AIM:
Pick out each line in the records below that contains the word "Create", and copy those lines.

SOURCE DATA:
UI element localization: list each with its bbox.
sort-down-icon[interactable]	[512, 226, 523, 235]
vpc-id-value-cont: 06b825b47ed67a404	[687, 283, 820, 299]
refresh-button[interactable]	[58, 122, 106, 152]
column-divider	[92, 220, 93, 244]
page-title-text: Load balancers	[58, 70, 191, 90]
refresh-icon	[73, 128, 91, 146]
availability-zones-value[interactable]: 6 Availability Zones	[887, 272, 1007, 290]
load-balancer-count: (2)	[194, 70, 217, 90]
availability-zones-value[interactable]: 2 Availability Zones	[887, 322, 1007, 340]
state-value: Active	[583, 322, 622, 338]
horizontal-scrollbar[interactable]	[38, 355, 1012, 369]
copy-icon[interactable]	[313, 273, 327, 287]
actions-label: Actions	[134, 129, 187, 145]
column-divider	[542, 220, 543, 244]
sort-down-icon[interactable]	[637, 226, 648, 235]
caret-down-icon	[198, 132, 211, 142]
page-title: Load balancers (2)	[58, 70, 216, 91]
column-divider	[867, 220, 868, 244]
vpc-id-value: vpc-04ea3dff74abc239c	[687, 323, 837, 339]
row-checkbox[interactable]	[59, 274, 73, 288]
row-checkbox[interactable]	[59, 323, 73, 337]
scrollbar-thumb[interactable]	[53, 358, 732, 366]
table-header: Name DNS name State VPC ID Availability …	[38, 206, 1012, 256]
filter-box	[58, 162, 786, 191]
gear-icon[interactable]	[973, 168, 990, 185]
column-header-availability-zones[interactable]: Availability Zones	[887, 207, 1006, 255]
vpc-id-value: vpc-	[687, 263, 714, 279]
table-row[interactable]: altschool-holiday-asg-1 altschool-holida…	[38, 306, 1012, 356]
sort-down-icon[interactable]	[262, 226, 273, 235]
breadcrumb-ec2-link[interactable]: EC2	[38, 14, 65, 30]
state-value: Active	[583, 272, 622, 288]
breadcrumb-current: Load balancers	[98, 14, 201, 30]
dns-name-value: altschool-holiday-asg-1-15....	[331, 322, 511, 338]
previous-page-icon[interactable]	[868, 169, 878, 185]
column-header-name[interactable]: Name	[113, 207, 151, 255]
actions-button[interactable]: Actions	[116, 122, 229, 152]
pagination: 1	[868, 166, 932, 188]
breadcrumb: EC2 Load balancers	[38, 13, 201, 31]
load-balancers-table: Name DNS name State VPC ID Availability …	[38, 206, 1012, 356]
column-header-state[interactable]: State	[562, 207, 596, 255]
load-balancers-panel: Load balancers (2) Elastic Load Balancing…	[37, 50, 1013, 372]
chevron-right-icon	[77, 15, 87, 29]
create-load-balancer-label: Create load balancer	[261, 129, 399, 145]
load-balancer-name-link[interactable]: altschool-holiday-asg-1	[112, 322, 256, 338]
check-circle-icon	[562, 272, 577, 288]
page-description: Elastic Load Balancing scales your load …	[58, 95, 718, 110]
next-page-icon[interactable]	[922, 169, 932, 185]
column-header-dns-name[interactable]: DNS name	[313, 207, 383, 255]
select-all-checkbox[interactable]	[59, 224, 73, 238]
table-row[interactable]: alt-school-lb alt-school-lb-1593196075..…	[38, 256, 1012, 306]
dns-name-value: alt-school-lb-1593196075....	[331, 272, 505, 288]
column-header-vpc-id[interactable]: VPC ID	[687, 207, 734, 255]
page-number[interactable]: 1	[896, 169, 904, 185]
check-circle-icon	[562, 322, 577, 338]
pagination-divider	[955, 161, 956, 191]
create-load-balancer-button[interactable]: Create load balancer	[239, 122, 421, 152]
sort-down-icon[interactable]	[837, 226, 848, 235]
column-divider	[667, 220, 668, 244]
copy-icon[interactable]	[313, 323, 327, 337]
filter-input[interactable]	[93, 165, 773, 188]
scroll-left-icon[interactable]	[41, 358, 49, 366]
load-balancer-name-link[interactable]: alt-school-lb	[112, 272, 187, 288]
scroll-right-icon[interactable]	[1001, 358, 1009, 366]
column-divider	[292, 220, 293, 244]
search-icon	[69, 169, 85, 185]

RESPONSE TO THIS EXERCISE:
create-load-balancer-label: Create load balancer	[261, 129, 399, 145]
create-load-balancer-button[interactable]: Create load balancer	[239, 122, 421, 152]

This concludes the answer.